Our ruling in United States v. Booth, 669 F.2d 1231 (9th Cir.1981), is not to the contrary. In Booth, we held that the trial court did not abuse its discretion in excluding a criminologist's testimony as to why no fingerprints were found in a get-away vehicle following a bank robbery. Id. at 1240. There, the government failed to show the criminologist's training qualified him as an expert on why no fingerprints were found on the vehicle. The jury was capable of inferring the fingerprints were wiped from the vehicle without the assistance of an expert. Id. Here, it is not so easy to infer why no fingerprints were found at the bank. Further, the government laid a foundation as to the agent's expertise in investigating bank robberies. It was within the discretion of the court to admit the testimony.

** SUPPLIED DATA **

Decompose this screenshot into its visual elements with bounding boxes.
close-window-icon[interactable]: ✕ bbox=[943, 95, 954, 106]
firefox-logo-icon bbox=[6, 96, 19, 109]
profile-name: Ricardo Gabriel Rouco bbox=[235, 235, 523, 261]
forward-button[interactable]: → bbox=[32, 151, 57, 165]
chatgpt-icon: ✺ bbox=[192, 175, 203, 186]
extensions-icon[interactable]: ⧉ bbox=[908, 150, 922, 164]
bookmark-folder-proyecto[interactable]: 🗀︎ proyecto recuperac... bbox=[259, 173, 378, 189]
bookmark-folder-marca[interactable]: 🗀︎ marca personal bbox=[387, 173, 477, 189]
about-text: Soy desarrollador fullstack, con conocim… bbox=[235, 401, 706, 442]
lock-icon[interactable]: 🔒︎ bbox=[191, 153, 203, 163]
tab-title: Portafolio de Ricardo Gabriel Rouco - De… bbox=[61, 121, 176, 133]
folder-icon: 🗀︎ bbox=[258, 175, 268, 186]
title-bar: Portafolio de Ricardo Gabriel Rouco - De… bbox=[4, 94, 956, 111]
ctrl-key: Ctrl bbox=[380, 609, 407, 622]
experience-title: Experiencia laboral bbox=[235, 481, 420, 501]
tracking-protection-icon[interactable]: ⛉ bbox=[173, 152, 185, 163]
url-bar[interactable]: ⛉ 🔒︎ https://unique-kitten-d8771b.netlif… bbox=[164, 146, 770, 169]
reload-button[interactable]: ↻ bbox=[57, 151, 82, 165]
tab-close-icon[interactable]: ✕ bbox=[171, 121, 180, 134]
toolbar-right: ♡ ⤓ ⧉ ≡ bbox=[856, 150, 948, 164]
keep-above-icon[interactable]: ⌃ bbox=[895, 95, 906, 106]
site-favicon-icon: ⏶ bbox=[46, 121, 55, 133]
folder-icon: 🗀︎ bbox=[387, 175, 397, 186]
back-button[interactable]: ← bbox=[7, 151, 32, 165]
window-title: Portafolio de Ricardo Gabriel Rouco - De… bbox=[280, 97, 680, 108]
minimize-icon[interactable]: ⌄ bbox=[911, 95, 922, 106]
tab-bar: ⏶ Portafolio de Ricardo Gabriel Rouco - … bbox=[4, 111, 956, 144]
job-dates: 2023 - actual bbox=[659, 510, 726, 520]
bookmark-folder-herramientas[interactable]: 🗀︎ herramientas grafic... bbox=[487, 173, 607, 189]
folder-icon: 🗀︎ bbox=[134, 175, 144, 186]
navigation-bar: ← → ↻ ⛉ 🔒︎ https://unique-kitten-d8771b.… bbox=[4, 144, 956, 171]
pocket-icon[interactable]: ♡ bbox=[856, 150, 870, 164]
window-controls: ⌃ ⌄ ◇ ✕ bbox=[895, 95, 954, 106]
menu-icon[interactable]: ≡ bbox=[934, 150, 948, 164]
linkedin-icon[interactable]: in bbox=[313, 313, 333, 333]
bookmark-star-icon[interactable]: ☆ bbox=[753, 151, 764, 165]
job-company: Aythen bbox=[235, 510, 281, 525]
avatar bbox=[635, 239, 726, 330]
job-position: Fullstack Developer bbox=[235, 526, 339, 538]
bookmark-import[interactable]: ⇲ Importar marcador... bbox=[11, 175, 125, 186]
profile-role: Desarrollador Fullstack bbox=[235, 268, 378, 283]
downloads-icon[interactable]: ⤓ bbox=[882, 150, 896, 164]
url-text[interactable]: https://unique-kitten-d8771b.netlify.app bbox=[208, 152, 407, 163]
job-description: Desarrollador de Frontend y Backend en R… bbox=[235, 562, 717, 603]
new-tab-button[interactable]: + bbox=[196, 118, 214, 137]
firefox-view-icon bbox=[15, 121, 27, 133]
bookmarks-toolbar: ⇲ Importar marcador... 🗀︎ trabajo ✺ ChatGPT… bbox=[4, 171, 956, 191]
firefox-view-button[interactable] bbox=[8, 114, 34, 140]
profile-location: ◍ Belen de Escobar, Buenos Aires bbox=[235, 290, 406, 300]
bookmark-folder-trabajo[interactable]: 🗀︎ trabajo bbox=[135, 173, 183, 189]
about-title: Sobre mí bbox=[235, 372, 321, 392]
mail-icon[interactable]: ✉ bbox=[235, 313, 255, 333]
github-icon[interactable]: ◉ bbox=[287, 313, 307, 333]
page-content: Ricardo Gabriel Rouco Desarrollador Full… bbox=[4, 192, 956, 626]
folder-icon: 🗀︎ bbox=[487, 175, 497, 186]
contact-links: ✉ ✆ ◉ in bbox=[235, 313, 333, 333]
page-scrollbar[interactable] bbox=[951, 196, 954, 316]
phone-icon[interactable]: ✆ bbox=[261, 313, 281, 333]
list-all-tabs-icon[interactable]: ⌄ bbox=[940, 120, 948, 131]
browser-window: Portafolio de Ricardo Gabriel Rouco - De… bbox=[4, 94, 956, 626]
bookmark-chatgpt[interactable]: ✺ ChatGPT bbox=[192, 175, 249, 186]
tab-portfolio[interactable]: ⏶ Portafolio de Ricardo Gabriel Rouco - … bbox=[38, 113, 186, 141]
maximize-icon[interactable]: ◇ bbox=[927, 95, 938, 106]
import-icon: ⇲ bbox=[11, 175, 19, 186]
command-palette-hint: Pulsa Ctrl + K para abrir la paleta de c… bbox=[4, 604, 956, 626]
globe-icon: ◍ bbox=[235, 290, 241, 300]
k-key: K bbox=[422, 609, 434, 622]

** YOUR INSTRUCTIONS **
According to the court opinion excerpt, whose testimony was excluded in United States v. Booth?

** YOUR SOLUTION **
A criminologist's testimony about why no fingerprints were found in a get-away vehicle after a bank robbery.